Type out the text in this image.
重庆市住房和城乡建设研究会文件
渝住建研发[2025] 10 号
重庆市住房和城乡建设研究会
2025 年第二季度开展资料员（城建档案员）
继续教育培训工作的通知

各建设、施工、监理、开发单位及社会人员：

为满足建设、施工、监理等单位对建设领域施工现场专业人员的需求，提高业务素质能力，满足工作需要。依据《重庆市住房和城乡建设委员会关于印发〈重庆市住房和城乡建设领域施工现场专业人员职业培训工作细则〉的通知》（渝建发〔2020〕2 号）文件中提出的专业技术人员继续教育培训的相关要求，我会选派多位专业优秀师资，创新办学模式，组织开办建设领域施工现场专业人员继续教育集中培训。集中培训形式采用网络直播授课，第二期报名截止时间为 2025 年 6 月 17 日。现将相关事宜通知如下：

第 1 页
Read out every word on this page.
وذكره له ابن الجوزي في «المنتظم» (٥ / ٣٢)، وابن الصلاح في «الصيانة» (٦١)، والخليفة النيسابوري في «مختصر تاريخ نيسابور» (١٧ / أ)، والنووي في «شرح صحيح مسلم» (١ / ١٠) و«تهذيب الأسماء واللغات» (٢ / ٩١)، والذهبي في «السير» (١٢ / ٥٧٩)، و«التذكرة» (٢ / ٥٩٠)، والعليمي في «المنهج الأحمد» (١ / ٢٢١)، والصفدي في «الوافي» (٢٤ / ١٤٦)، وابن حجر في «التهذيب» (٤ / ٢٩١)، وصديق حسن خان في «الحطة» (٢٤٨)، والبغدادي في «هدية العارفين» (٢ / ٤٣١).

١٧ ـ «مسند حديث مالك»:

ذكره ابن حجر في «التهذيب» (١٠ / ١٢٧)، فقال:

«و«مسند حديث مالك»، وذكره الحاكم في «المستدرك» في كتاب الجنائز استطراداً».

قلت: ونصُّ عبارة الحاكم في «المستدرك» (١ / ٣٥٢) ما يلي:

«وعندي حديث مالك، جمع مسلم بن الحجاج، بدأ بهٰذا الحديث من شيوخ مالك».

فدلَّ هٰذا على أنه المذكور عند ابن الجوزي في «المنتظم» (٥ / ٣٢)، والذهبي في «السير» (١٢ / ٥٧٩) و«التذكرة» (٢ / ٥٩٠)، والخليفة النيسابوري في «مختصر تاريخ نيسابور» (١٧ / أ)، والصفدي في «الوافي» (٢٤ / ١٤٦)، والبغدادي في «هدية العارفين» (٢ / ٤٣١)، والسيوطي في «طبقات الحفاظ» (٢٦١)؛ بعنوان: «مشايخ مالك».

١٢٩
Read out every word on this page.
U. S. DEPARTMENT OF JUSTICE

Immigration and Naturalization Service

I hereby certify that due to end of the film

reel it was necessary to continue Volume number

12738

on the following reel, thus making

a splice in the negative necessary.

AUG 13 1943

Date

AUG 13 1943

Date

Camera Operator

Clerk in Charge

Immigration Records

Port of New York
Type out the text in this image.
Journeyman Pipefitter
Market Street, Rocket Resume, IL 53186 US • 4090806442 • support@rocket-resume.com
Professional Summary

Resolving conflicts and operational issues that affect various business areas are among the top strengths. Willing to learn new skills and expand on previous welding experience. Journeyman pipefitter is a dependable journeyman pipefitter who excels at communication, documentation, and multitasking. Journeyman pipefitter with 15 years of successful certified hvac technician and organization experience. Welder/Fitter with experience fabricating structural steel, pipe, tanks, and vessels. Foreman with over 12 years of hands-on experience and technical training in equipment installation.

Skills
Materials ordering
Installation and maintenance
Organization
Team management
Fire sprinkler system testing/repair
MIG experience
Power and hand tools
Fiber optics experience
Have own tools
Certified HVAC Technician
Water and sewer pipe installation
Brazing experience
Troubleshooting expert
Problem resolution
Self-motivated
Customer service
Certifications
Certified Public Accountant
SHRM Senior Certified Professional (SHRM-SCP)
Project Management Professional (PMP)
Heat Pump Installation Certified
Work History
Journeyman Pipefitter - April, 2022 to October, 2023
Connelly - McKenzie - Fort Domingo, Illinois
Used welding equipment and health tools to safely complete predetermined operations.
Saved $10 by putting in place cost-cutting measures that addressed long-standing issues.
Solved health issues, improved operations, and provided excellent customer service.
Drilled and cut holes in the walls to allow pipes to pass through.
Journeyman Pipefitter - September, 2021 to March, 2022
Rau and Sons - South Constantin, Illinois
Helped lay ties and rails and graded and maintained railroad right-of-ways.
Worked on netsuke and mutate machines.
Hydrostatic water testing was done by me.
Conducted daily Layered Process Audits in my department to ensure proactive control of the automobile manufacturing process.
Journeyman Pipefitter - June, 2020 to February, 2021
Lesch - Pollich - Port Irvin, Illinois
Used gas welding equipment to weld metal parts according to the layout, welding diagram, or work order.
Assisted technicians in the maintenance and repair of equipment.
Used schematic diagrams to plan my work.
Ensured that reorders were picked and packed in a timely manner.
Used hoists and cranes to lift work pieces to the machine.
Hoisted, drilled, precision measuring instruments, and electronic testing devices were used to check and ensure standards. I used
———
> **TASK DIRECTIONS**
Copy every line in the listing above where the string "tools" turns up.

> **ANSWER TO THE PROBLEM**
Power and hand tools
Have own tools
Used welding equipment and health tools to safely complete predetermined operations.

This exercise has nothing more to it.